** Exercise instructions **
Scan the data below for the string "median". Show every line where it turns up.

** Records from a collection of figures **
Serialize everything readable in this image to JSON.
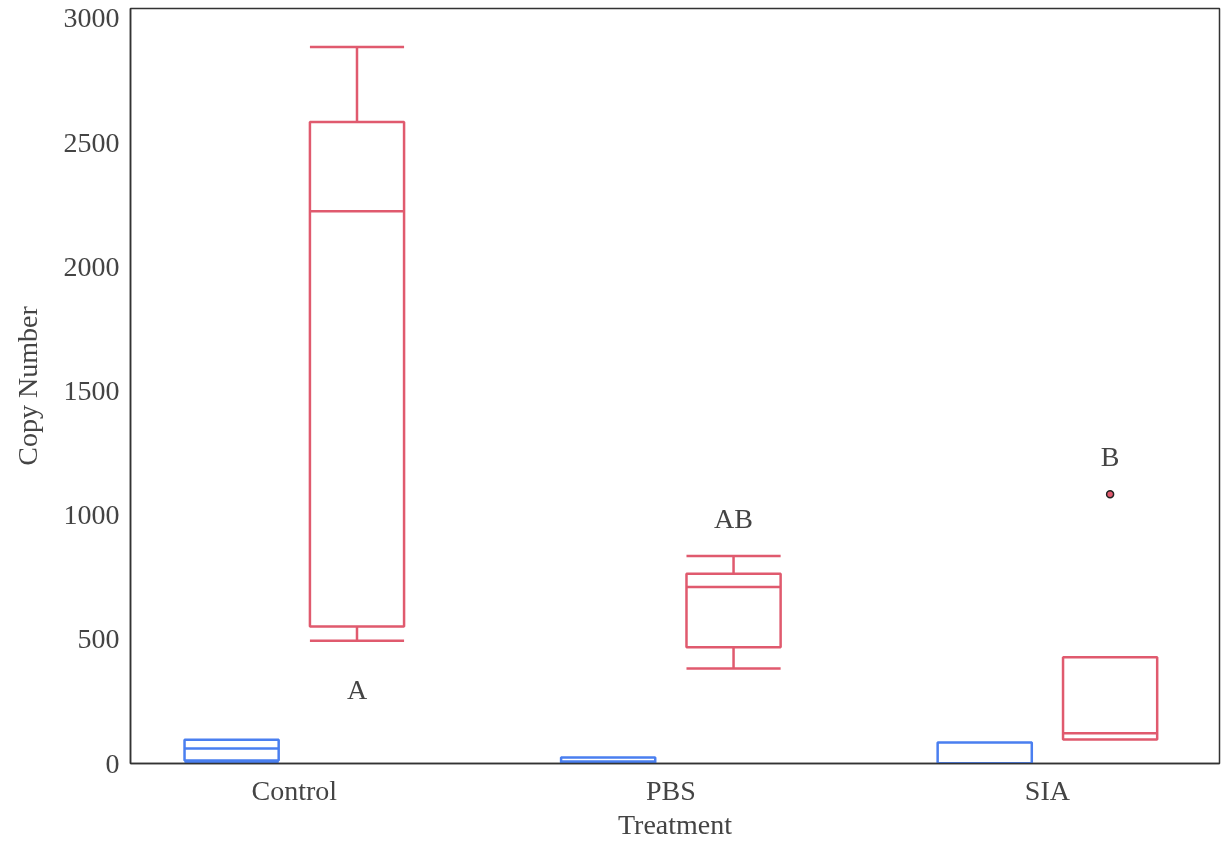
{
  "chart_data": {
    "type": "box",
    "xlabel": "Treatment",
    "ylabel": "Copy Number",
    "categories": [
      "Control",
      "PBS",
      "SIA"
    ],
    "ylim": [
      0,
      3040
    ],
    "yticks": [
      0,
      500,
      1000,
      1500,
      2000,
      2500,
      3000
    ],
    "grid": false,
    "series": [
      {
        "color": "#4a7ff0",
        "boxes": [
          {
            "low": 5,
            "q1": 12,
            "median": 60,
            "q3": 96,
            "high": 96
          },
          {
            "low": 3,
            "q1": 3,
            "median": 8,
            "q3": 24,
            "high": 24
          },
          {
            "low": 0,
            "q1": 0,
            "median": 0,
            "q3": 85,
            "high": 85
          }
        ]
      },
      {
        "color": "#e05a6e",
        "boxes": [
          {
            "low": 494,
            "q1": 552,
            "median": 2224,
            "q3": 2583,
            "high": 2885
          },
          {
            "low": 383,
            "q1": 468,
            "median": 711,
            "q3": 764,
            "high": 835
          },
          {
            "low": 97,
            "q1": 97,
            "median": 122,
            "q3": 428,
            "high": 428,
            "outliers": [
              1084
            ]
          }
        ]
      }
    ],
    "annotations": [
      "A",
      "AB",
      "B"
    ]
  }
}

** Response to the exercise **
            "median": 60,
            "median": 8,
            "median": 0,
            "median": 2224,
            "median": 711,
            "median": 122,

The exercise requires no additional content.